Give again only what runs from the line with "Read this page and output its text content." to the final line of the entries below, exactly as written and without pictures.

Records from a dataset:
## Start
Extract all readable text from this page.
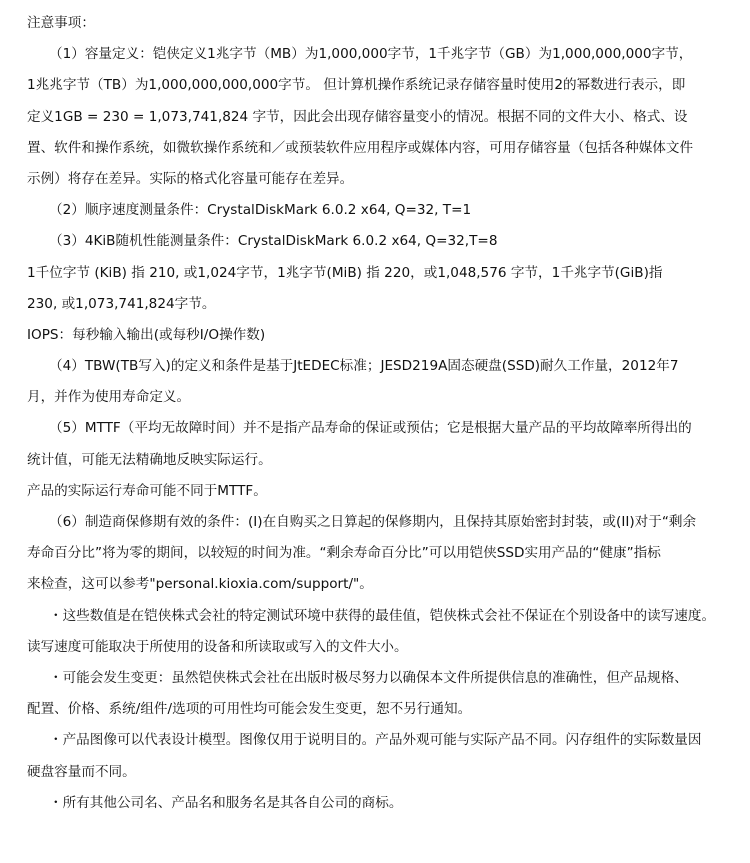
注意事项：
（1）容量定义：铠侠定义1兆字节（MB）为1,000,000字节，1千兆字节（GB）为1,000,000,000字节，
1兆兆字节（TB）为1,000,000,000,000字节。 但计算机操作系统记录存储容量时使用2的幂数进行表示，即
定义1GB = 230 = 1,073,741,824 字节，因此会出现存储容量变小的情况。根据不同的文件大小、格式、设
置、软件和操作系统，如微软操作系统和／或预装软件应用程序或媒体内容，可用存储容量（包括各种媒体文件
示例）将存在差异。实际的格式化容量可能存在差异。
（2）顺序速度测量条件：CrystalDiskMark 6.0.2 x64, Q=32, T=1
（3）4KiB随机性能测量条件：CrystalDiskMark 6.0.2 x64, Q=32,T=8
1千位字节 (KiB) 指 210, 或1,024字节，1兆字节(MiB) 指 220，或1,048,576 字节，1千兆字节(GiB)指
230, 或1,073,741,824字节。
IOPS：每秒输入输出(或每秒I/O操作数)
（4）TBW(TB写入)的定义和条件是基于JtEDEC标准；JESD219A固态硬盘(SSD)耐久工作量，2012年7
月，并作为使用寿命定义。
（5）MTTF（平均无故障时间）并不是指产品寿命的保证或预估；它是根据大量产品的平均故障率所得出的
统计值，可能无法精确地反映实际运行。
产品的实际运行寿命可能不同于MTTF。
（6）制造商保修期有效的条件：(I)在自购买之日算起的保修期内，且保持其原始密封封装，或(II)对于“剩余
寿命百分比”将为零的期间，以较短的时间为准。“剩余寿命百分比”可以用铠侠SSD实用产品的“健康”指标
来检查，这可以参考"personal.kioxia.com/support/"。
・这些数值是在铠侠株式会社的特定测试环境中获得的最佳值，铠侠株式会社不保证在个别设备中的读写速度。
读写速度可能取决于所使用的设备和所读取或写入的文件大小。
・可能会发生变更：虽然铠侠株式会社在出版时极尽努力以确保本文件所提供信息的准确性，但产品规格、
配置、价格、系统/组件/选项的可用性均可能会发生变更，恕不另行通知。
・产品图像可以代表设计模型。图像仅用于说明目的。产品外观可能与实际产品不同。闪存组件的实际数量因
硬盘容量而不同。
・所有其他公司名、产品名和服务名是其各自公司的商标。
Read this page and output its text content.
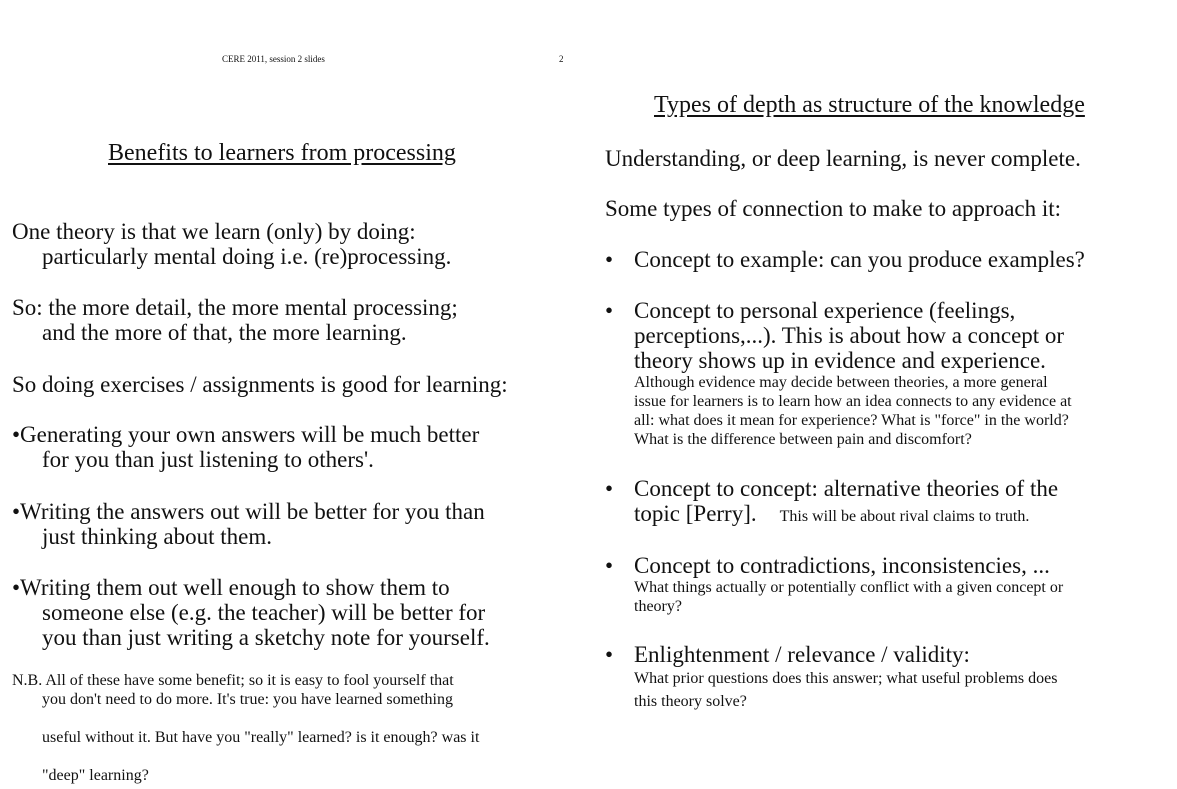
CERE 2011, session 2 slides	2
Benefits to learners from processing

One theory is that we learn (only) by doing:
particularly mental doing i.e. (re)processing.

So: the more detail, the more mental processing;
and the more of that, the more learning.

So doing exercises / assignments is good for learning:

•Generating your own answers will be much better
for you than just listening to others'.

•Writing the answers out will be better for you than
just thinking about them.

•Writing them out well enough to show them to
someone else (e.g. the teacher) will be better for
you than just writing a sketchy note for yourself.

N.B. All of these have some benefit; so it is easy to fool yourself that

you don't need to do more. It's true: you have learned something

useful without it. But have you "really" learned? is it enough? was it

"deep" learning?

Types of depth as structure of the knowledge

Understanding, or deep learning, is never complete.

Some types of connection to make to approach it:

• Concept to example: can you produce examples?
• Concept to personal experience (feelings,
perceptions,...). This is about how a concept or
theory shows up in evidence and experience.
Although evidence may decide between theories, a more general
issue for learners is to learn how an idea connects to any evidence at
all: what does it mean for experience? What is "force" in the world?
What is the difference between pain and discomfort?
• Concept to concept: alternative theories of the
topic [Perry]. This will be about rival claims to truth.
• Concept to contradictions, inconsistencies, ...
What things actually or potentially conflict with a given concept or
theory?
• Enlightenment / relevance / validity:
What prior questions does this answer; what useful problems does
this theory solve?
## End
ANSWER TO THE TASK:
Read this page and output its text content.
CERE 2011, session 2 slides	2
Benefits to learners from processing

One theory is that we learn (only) by doing:
particularly mental doing i.e. (re)processing.

So: the more detail, the more mental processing;
and the more of that, the more learning.

So doing exercises / assignments is good for learning:

•Generating your own answers will be much better
for you than just listening to others'.

•Writing the answers out will be better for you than
just thinking about them.

•Writing them out well enough to show them to
someone else (e.g. the teacher) will be better for
you than just writing a sketchy note for yourself.

N.B. All of these have some benefit; so it is easy to fool yourself that

you don't need to do more. It's true: you have learned something

useful without it. But have you "really" learned? is it enough? was it

"deep" learning?

Types of depth as structure of the knowledge

Understanding, or deep learning, is never complete.

Some types of connection to make to approach it:

• Concept to example: can you produce examples?
• Concept to personal experience (feelings,
perceptions,...). This is about how a concept or
theory shows up in evidence and experience.
Although evidence may decide between theories, a more general
issue for learners is to learn how an idea connects to any evidence at
all: what does it mean for experience? What is "force" in the world?
What is the difference between pain and discomfort?
• Concept to concept: alternative theories of the
topic [Perry]. This will be about rival claims to truth.
• Concept to contradictions, inconsistencies, ...
What things actually or potentially conflict with a given concept or
theory?
• Enlightenment / relevance / validity:
What prior questions does this answer; what useful problems does
this theory solve?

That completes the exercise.